Extracted records –
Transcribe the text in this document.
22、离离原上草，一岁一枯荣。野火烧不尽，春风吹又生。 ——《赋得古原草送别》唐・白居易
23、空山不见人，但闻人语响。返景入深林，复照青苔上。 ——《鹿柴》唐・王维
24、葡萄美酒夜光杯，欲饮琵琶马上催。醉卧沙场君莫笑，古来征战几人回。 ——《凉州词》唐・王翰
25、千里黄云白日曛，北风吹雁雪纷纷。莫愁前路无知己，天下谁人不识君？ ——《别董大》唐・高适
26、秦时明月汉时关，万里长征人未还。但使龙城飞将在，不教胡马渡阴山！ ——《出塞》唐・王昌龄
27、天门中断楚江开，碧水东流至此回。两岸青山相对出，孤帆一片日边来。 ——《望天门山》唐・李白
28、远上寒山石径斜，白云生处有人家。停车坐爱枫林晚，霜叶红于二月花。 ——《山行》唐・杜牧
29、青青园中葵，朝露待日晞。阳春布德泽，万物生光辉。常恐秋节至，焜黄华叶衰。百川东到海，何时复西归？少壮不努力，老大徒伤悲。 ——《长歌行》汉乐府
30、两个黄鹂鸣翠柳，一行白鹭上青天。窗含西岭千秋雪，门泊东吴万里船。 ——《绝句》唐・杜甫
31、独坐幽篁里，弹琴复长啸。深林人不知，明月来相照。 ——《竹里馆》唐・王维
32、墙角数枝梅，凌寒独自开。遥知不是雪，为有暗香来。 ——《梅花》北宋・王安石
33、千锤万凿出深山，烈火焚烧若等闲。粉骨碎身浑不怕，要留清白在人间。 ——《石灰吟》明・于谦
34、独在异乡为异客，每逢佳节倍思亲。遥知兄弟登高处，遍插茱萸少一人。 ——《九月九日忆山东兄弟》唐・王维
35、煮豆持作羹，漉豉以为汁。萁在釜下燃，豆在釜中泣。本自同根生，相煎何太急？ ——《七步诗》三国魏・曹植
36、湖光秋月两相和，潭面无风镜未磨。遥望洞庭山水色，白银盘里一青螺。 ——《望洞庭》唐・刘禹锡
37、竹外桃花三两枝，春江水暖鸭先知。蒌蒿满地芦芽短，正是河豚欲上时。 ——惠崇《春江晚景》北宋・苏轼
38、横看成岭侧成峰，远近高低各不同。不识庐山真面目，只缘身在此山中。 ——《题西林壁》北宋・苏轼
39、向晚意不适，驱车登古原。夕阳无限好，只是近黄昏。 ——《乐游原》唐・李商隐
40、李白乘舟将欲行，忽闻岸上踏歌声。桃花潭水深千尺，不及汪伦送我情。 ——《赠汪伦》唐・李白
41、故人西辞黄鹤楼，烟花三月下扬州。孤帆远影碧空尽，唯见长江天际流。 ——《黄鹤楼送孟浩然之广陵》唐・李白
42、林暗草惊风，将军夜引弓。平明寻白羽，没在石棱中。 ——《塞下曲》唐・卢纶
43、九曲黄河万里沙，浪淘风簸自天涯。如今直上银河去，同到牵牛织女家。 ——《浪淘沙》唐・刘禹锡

Given request –
Write out the entries above once more, without altering anything.

Exercise response –
Transcribe the text in this document.
22、离离原上草，一岁一枯荣。野火烧不尽，春风吹又生。 ——《赋得古原草送别》唐・白居易
23、空山不见人，但闻人语响。返景入深林，复照青苔上。 ——《鹿柴》唐・王维
24、葡萄美酒夜光杯，欲饮琵琶马上催。醉卧沙场君莫笑，古来征战几人回。 ——《凉州词》唐・王翰
25、千里黄云白日曛，北风吹雁雪纷纷。莫愁前路无知己，天下谁人不识君？ ——《别董大》唐・高适
26、秦时明月汉时关，万里长征人未还。但使龙城飞将在，不教胡马渡阴山！ ——《出塞》唐・王昌龄
27、天门中断楚江开，碧水东流至此回。两岸青山相对出，孤帆一片日边来。 ——《望天门山》唐・李白
28、远上寒山石径斜，白云生处有人家。停车坐爱枫林晚，霜叶红于二月花。 ——《山行》唐・杜牧
29、青青园中葵，朝露待日晞。阳春布德泽，万物生光辉。常恐秋节至，焜黄华叶衰。百川东到海，何时复西归？少壮不努力，老大徒伤悲。 ——《长歌行》汉乐府
30、两个黄鹂鸣翠柳，一行白鹭上青天。窗含西岭千秋雪，门泊东吴万里船。 ——《绝句》唐・杜甫
31、独坐幽篁里，弹琴复长啸。深林人不知，明月来相照。 ——《竹里馆》唐・王维
32、墙角数枝梅，凌寒独自开。遥知不是雪，为有暗香来。 ——《梅花》北宋・王安石
33、千锤万凿出深山，烈火焚烧若等闲。粉骨碎身浑不怕，要留清白在人间。 ——《石灰吟》明・于谦
34、独在异乡为异客，每逢佳节倍思亲。遥知兄弟登高处，遍插茱萸少一人。 ——《九月九日忆山东兄弟》唐・王维
35、煮豆持作羹，漉豉以为汁。萁在釜下燃，豆在釜中泣。本自同根生，相煎何太急？ ——《七步诗》三国魏・曹植
36、湖光秋月两相和，潭面无风镜未磨。遥望洞庭山水色，白银盘里一青螺。 ——《望洞庭》唐・刘禹锡
37、竹外桃花三两枝，春江水暖鸭先知。蒌蒿满地芦芽短，正是河豚欲上时。 ——惠崇《春江晚景》北宋・苏轼
38、横看成岭侧成峰，远近高低各不同。不识庐山真面目，只缘身在此山中。 ——《题西林壁》北宋・苏轼
39、向晚意不适，驱车登古原。夕阳无限好，只是近黄昏。 ——《乐游原》唐・李商隐
40、李白乘舟将欲行，忽闻岸上踏歌声。桃花潭水深千尺，不及汪伦送我情。 ——《赠汪伦》唐・李白
41、故人西辞黄鹤楼，烟花三月下扬州。孤帆远影碧空尽，唯见长江天际流。 ——《黄鹤楼送孟浩然之广陵》唐・李白
42、林暗草惊风，将军夜引弓。平明寻白羽，没在石棱中。 ——《塞下曲》唐・卢纶
43、九曲黄河万里沙，浪淘风簸自天涯。如今直上银河去，同到牵牛织女家。 ——《浪淘沙》唐・刘禹锡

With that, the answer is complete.